Excerpt from a dataset
# # # # #
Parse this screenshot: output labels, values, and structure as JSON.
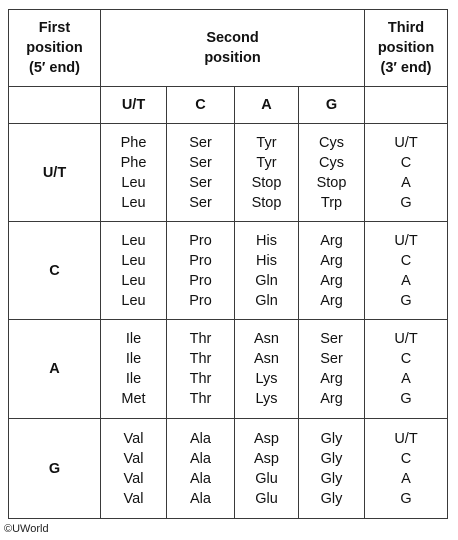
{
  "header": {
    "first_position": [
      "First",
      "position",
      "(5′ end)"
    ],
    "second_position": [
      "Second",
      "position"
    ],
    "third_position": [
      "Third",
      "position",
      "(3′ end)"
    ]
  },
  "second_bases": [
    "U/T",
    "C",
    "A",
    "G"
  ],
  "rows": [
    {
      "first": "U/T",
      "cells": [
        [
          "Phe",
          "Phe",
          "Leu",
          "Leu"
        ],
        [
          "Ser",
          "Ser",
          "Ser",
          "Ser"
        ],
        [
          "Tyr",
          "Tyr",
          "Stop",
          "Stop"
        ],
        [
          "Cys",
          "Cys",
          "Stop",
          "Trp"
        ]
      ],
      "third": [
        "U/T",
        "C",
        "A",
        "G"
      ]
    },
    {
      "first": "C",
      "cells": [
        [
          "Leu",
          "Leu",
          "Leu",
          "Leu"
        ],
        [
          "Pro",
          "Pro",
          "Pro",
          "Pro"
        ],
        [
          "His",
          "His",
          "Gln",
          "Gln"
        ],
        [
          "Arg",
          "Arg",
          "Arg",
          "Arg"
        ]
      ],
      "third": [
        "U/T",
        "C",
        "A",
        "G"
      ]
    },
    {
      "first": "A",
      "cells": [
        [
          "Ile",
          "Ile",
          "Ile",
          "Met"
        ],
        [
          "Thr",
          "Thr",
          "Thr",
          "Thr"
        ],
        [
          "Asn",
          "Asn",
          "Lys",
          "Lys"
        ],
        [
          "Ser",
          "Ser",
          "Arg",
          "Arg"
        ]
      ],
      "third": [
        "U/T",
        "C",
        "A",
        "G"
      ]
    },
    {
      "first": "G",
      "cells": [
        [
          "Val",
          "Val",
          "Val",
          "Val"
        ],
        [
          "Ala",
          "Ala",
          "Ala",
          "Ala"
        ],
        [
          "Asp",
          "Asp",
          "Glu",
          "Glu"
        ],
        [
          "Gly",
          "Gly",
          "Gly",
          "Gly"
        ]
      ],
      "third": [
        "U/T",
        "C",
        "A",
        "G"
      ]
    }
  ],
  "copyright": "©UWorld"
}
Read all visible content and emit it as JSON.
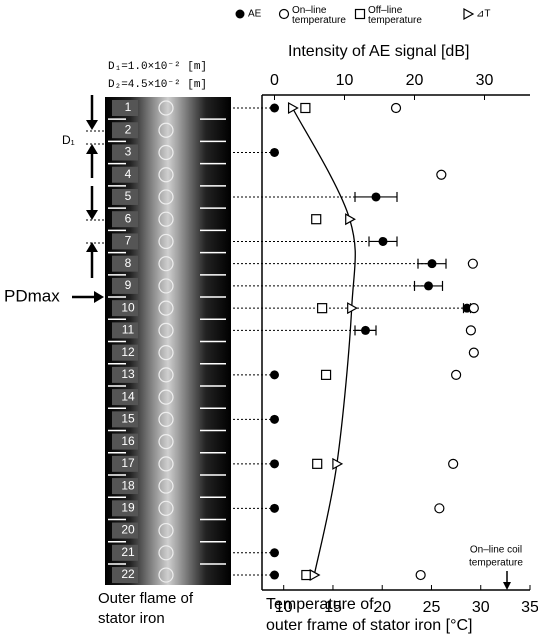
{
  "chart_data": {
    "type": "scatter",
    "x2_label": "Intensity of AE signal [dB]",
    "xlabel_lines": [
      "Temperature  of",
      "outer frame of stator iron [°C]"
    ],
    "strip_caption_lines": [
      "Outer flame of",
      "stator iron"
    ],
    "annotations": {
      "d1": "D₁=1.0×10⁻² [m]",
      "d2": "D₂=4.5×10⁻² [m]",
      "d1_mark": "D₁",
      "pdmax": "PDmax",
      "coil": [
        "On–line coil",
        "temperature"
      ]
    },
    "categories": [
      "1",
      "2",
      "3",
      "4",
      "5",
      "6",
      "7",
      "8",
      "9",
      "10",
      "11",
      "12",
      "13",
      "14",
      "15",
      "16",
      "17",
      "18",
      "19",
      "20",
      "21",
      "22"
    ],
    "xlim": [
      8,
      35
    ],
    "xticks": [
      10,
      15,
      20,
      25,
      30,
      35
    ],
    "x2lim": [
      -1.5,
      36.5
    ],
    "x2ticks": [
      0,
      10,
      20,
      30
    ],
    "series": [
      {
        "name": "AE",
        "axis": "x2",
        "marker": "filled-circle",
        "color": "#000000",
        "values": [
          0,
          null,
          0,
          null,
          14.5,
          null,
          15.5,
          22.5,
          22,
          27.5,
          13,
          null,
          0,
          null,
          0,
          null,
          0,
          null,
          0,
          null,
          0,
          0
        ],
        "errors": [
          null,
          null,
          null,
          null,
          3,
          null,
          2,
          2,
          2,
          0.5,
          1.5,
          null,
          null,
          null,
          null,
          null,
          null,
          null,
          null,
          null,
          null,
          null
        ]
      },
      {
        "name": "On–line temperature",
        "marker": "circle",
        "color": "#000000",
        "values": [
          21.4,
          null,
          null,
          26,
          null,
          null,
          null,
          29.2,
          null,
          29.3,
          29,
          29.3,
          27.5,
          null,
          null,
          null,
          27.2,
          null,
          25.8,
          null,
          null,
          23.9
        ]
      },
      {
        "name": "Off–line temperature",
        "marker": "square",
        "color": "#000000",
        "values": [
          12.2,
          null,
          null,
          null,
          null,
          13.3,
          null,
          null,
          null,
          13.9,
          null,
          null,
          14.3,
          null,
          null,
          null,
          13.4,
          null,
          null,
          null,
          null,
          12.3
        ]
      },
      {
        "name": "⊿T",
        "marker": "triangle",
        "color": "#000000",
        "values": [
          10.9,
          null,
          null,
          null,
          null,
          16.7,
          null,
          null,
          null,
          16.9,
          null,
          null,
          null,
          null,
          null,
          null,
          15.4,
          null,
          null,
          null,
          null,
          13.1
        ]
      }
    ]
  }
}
# # # # #
Quote the full listing above word for word; exclude every picture from the copy.

Parse this screenshot: output labels, values, and structure as JSON.
{
  "header": {
    "first_position": [
      "First",
      "position",
      "(5′ end)"
    ],
    "second_position": [
      "Second",
      "position"
    ],
    "third_position": [
      "Third",
      "position",
      "(3′ end)"
    ]
  },
  "second_bases": [
    "U/T",
    "C",
    "A",
    "G"
  ],
  "rows": [
    {
      "first": "U/T",
      "cells": [
        [
          "Phe",
          "Phe",
          "Leu",
          "Leu"
        ],
        [
          "Ser",
          "Ser",
          "Ser",
          "Ser"
        ],
        [
          "Tyr",
          "Tyr",
          "Stop",
          "Stop"
        ],
        [
          "Cys",
          "Cys",
          "Stop",
          "Trp"
        ]
      ],
      "third": [
        "U/T",
        "C",
        "A",
        "G"
      ]
    },
    {
      "first": "C",
      "cells": [
        [
          "Leu",
          "Leu",
          "Leu",
          "Leu"
        ],
        [
          "Pro",
          "Pro",
          "Pro",
          "Pro"
        ],
        [
          "His",
          "His",
          "Gln",
          "Gln"
        ],
        [
          "Arg",
          "Arg",
          "Arg",
          "Arg"
        ]
      ],
      "third": [
        "U/T",
        "C",
        "A",
        "G"
      ]
    },
    {
      "first": "A",
      "cells": [
        [
          "Ile",
          "Ile",
          "Ile",
          "Met"
        ],
        [
          "Thr",
          "Thr",
          "Thr",
          "Thr"
        ],
        [
          "Asn",
          "Asn",
          "Lys",
          "Lys"
        ],
        [
          "Ser",
          "Ser",
          "Arg",
          "Arg"
        ]
      ],
      "third": [
        "U/T",
        "C",
        "A",
        "G"
      ]
    },
    {
      "first": "G",
      "cells": [
        [
          "Val",
          "Val",
          "Val",
          "Val"
        ],
        [
          "Ala",
          "Ala",
          "Ala",
          "Ala"
        ],
        [
          "Asp",
          "Asp",
          "Glu",
          "Glu"
        ],
        [
          "Gly",
          "Gly",
          "Gly",
          "Gly"
        ]
      ],
      "third": [
        "U/T",
        "C",
        "A",
        "G"
      ]
    }
  ],
  "copyright": "©UWorld"
}
Read all visible content and emit it as JSON.
{
  "chart_data": {
    "type": "scatter",
    "x2_label": "Intensity of AE signal [dB]",
    "xlabel_lines": [
      "Temperature  of",
      "outer frame of stator iron [°C]"
    ],
    "strip_caption_lines": [
      "Outer flame of",
      "stator iron"
    ],
    "annotations": {
      "d1": "D₁=1.0×10⁻² [m]",
      "d2": "D₂=4.5×10⁻² [m]",
      "d1_mark": "D₁",
      "pdmax": "PDmax",
      "coil": [
        "On–line coil",
        "temperature"
      ]
    },
    "categories": [
      "1",
      "2",
      "3",
      "4",
      "5",
      "6",
      "7",
      "8",
      "9",
      "10",
      "11",
      "12",
      "13",
      "14",
      "15",
      "16",
      "17",
      "18",
      "19",
      "20",
      "21",
      "22"
    ],
    "xlim": [
      8,
      35
    ],
    "xticks": [
      10,
      15,
      20,
      25,
      30,
      35
    ],
    "x2lim": [
      -1.5,
      36.5
    ],
    "x2ticks": [
      0,
      10,
      20,
      30
    ],
    "series": [
      {
        "name": "AE",
        "axis": "x2",
        "marker": "filled-circle",
        "color": "#000000",
        "values": [
          0,
          null,
          0,
          null,
          14.5,
          null,
          15.5,
          22.5,
          22,
          27.5,
          13,
          null,
          0,
          null,
          0,
          null,
          0,
          null,
          0,
          null,
          0,
          0
        ],
        "errors": [
          null,
          null,
          null,
          null,
          3,
          null,
          2,
          2,
          2,
          0.5,
          1.5,
          null,
          null,
          null,
          null,
          null,
          null,
          null,
          null,
          null,
          null,
          null
        ]
      },
      {
        "name": "On–line temperature",
        "marker": "circle",
        "color": "#000000",
        "values": [
          21.4,
          null,
          null,
          26,
          null,
          null,
          null,
          29.2,
          null,
          29.3,
          29,
          29.3,
          27.5,
          null,
          null,
          null,
          27.2,
          null,
          25.8,
          null,
          null,
          23.9
        ]
      },
      {
        "name": "Off–line temperature",
        "marker": "square",
        "color": "#000000",
        "values": [
          12.2,
          null,
          null,
          null,
          null,
          13.3,
          null,
          null,
          null,
          13.9,
          null,
          null,
          14.3,
          null,
          null,
          null,
          13.4,
          null,
          null,
          null,
          null,
          12.3
        ]
      },
      {
        "name": "⊿T",
        "marker": "triangle",
        "color": "#000000",
        "values": [
          10.9,
          null,
          null,
          null,
          null,
          16.7,
          null,
          null,
          null,
          16.9,
          null,
          null,
          null,
          null,
          null,
          null,
          15.4,
          null,
          null,
          null,
          null,
          13.1
        ]
      }
    ]
  }
}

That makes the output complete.